──────── Supplied data ────────

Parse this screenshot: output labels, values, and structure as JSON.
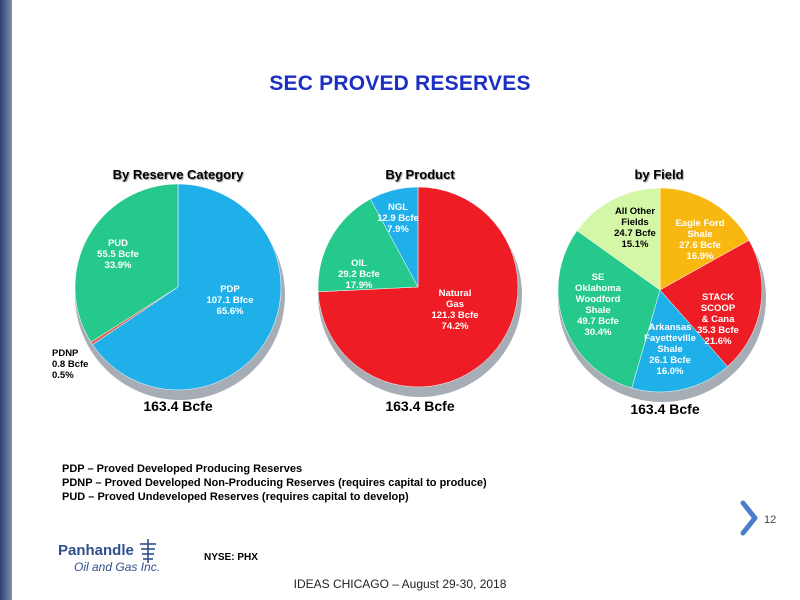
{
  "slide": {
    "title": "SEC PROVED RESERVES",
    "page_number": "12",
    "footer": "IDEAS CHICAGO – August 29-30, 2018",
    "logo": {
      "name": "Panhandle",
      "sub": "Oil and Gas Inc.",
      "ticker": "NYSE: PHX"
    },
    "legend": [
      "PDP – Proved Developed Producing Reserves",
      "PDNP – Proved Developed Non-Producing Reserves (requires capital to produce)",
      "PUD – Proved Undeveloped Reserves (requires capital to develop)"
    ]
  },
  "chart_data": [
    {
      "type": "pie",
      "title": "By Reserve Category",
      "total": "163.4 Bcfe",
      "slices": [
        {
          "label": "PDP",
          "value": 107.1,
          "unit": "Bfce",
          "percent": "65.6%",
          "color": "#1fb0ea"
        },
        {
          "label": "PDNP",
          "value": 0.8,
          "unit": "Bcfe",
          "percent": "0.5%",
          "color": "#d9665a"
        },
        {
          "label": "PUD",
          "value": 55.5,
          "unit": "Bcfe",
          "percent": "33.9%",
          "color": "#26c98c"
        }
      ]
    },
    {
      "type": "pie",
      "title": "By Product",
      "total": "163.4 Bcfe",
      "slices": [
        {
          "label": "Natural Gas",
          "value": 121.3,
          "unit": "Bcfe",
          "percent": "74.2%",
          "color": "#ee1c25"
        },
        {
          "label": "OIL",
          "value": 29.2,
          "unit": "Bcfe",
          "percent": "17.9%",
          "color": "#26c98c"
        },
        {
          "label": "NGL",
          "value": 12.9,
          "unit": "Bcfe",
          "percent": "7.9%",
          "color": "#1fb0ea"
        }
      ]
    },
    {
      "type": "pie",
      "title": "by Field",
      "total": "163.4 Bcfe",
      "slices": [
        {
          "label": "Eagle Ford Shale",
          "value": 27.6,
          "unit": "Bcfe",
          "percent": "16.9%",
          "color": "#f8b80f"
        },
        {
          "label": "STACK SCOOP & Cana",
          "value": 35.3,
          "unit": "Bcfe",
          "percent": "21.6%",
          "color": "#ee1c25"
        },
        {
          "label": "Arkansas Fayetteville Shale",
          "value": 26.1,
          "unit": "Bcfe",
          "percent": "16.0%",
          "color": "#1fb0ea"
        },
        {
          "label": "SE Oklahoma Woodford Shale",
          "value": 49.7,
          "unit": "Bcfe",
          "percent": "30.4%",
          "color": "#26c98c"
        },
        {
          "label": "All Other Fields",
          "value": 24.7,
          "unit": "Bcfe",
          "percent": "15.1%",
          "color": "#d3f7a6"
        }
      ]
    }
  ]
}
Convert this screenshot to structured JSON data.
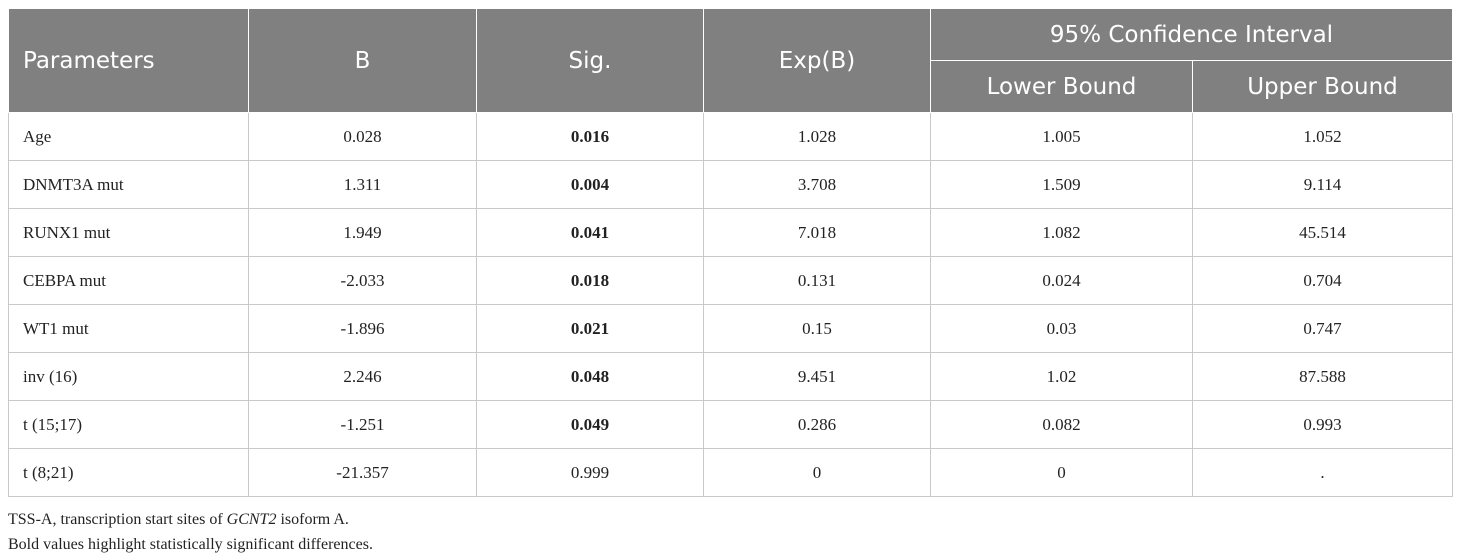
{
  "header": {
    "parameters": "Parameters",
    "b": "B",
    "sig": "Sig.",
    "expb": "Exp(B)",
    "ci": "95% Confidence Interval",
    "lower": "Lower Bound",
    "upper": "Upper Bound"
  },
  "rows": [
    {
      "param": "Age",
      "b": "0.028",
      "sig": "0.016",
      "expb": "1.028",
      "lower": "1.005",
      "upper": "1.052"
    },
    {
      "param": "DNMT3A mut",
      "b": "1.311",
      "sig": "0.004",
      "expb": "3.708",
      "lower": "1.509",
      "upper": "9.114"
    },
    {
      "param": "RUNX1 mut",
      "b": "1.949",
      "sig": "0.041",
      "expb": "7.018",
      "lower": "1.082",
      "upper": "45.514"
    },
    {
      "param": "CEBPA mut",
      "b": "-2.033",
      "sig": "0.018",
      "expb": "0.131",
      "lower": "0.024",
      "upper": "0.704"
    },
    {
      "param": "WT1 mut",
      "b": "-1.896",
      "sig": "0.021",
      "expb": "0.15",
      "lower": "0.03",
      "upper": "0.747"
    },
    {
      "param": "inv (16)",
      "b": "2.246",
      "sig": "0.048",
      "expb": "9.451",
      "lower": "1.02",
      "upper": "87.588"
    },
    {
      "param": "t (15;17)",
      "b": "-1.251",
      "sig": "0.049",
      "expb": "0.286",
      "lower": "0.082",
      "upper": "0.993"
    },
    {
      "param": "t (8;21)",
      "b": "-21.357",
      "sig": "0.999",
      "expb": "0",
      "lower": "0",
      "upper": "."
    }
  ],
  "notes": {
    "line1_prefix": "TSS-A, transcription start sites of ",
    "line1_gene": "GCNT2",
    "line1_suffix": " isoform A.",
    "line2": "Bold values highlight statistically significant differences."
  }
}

────────
──────── Supplied data ────────

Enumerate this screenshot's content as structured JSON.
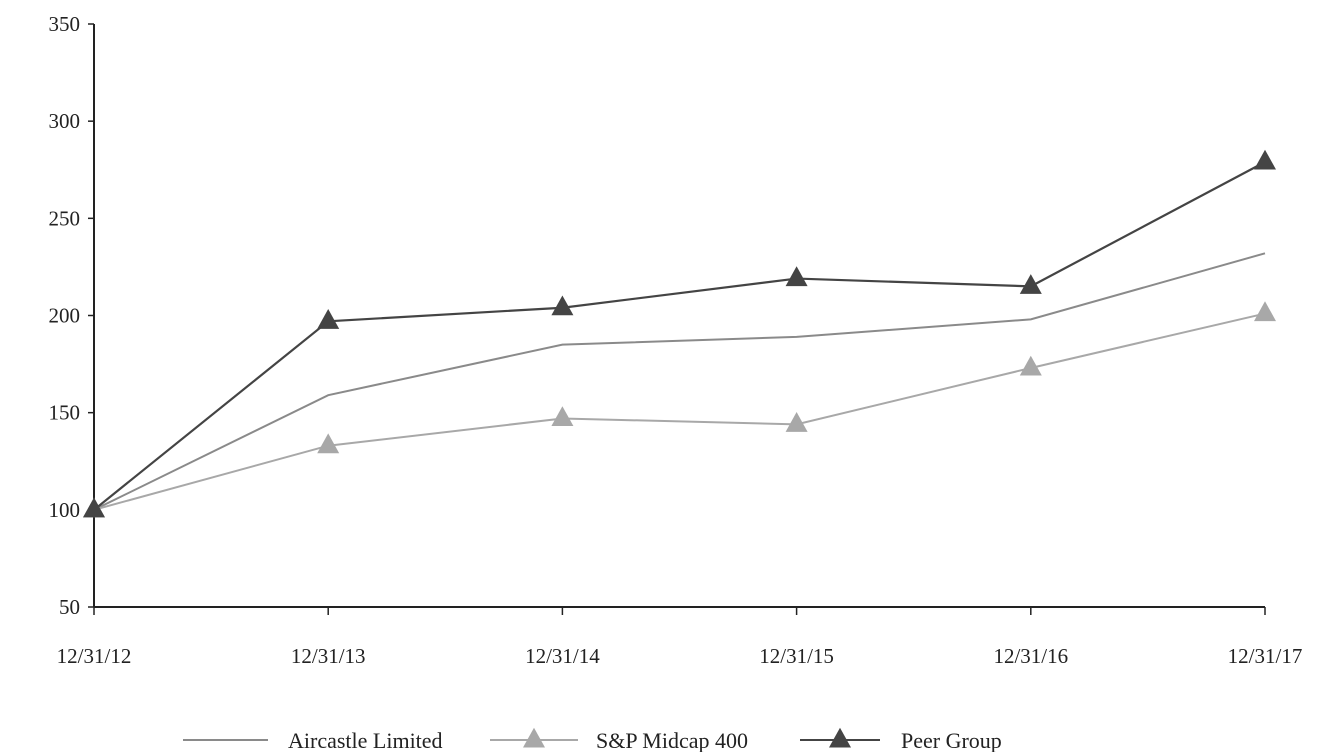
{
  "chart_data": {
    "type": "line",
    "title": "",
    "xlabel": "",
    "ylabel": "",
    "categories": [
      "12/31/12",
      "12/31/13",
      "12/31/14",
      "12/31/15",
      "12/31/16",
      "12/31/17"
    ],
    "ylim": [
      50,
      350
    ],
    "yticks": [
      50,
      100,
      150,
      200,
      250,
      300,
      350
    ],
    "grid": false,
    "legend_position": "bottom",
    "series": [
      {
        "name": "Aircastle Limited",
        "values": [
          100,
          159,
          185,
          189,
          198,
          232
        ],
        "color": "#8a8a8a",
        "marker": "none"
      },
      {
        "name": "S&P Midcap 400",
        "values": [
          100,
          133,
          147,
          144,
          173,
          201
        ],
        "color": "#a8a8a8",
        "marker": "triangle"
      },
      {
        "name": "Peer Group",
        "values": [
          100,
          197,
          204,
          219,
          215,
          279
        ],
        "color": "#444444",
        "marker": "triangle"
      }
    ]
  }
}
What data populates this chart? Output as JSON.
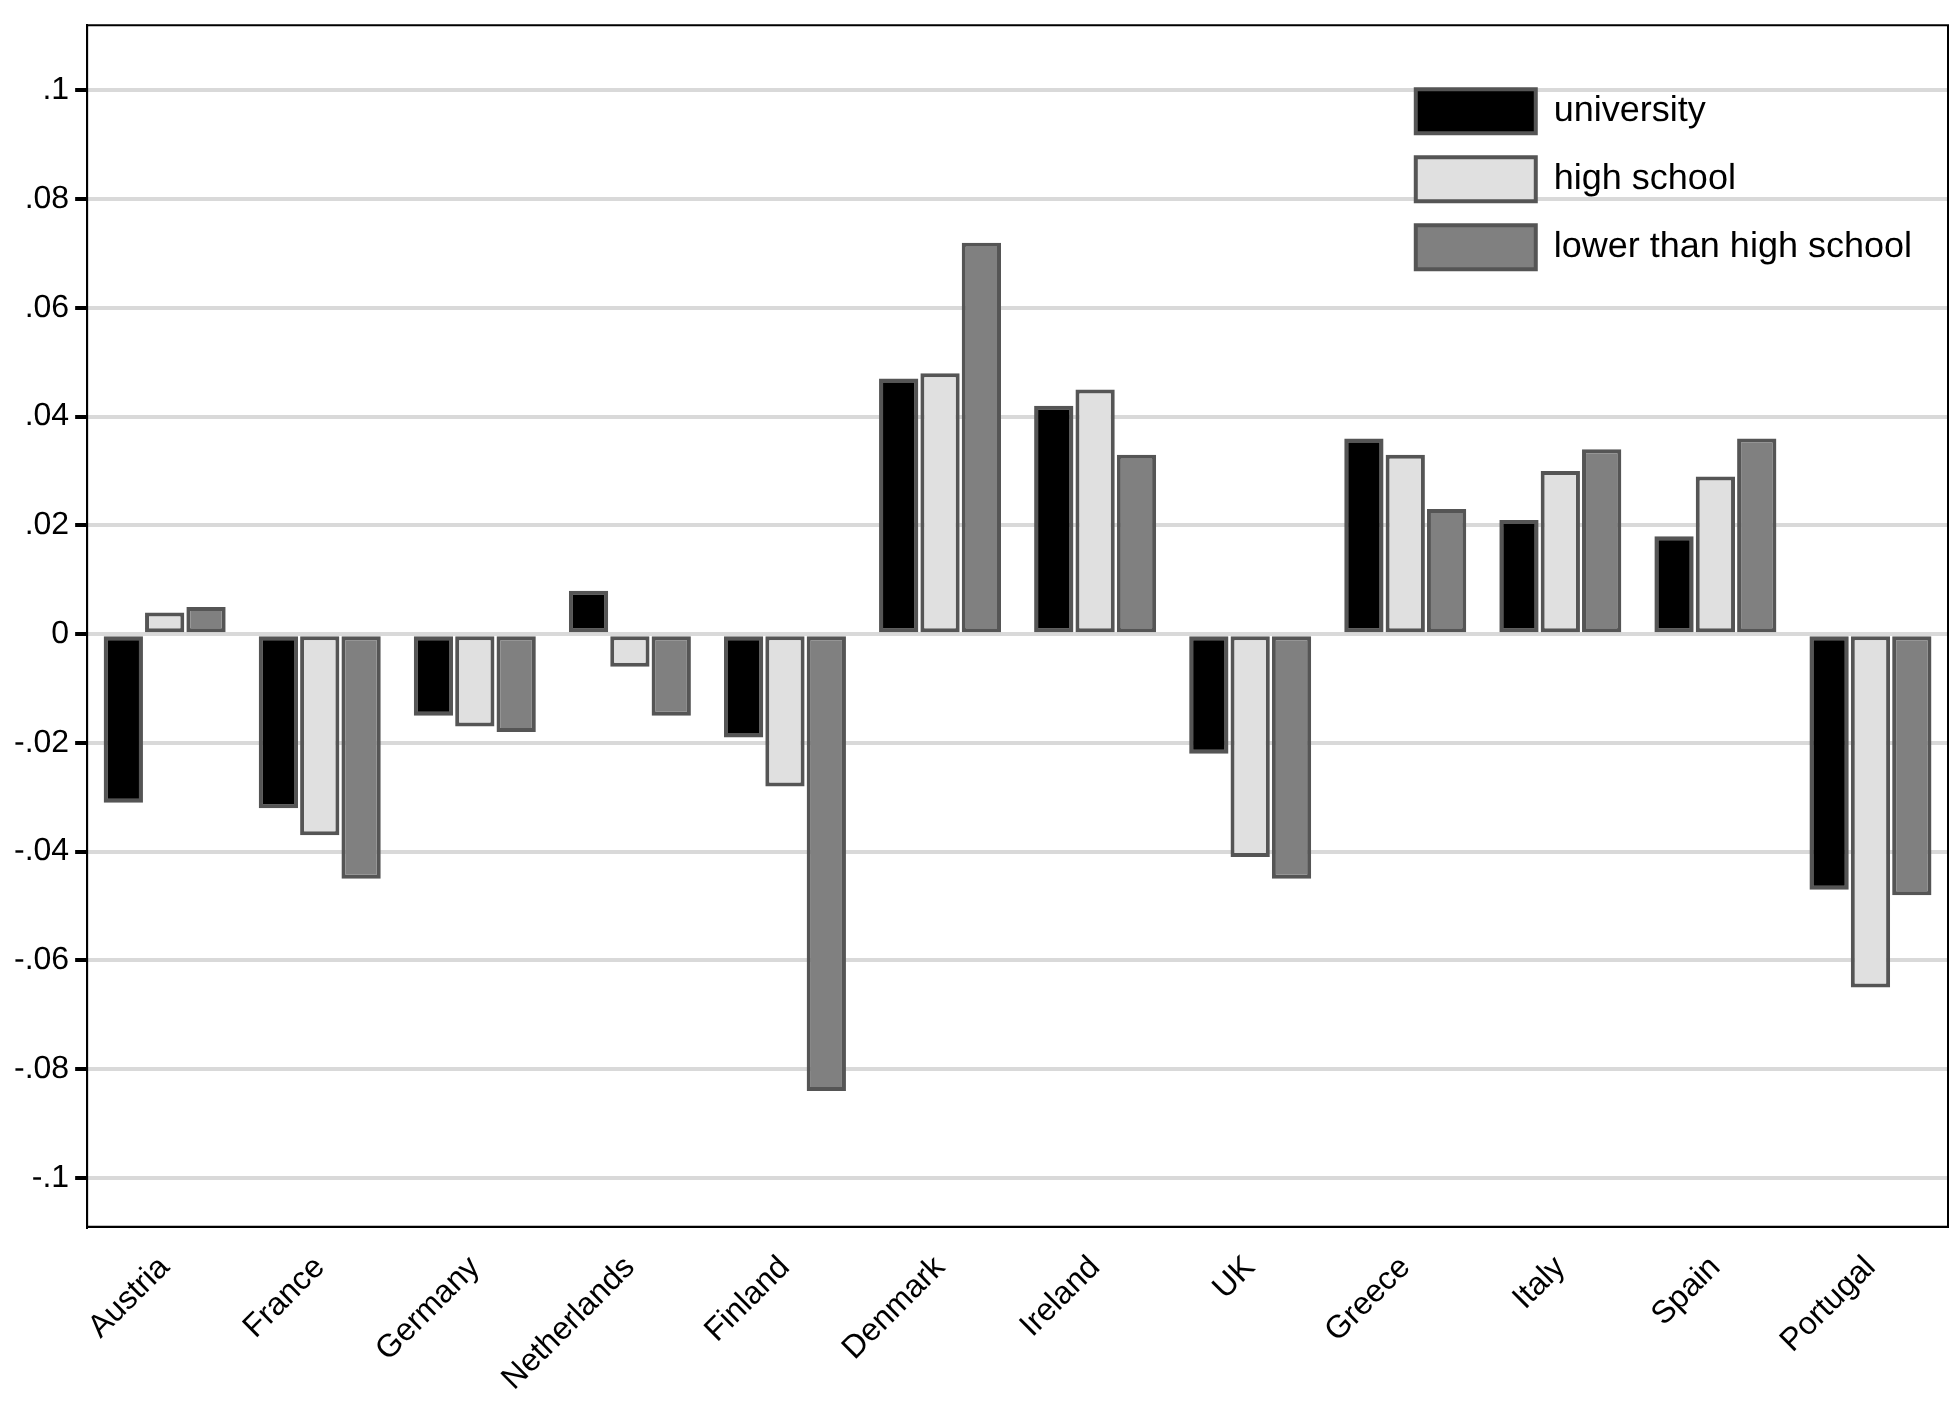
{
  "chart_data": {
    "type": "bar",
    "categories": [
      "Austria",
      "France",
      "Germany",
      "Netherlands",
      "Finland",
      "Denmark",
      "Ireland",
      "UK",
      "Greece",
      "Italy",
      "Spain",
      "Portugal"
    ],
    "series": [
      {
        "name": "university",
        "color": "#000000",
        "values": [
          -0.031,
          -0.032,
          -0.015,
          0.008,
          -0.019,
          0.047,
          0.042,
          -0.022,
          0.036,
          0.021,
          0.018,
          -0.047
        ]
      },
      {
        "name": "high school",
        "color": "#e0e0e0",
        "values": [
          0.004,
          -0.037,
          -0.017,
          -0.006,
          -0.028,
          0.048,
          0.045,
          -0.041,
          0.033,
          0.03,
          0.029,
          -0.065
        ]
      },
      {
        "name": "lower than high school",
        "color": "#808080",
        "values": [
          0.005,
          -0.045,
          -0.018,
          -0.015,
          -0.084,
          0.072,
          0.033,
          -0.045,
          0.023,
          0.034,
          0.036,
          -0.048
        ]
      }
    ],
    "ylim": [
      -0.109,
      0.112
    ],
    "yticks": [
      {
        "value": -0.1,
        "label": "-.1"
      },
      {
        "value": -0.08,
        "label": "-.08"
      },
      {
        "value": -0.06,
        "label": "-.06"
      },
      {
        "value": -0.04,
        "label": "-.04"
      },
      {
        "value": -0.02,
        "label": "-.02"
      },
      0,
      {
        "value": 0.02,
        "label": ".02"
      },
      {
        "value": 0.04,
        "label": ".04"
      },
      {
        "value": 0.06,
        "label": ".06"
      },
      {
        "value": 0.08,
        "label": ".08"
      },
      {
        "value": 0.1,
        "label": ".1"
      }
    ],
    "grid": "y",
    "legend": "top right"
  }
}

────────

◆ **To be done**: How many of the listing's lines contain "requires"? Respond with a single number and nothing else.

◆ **Response**: 2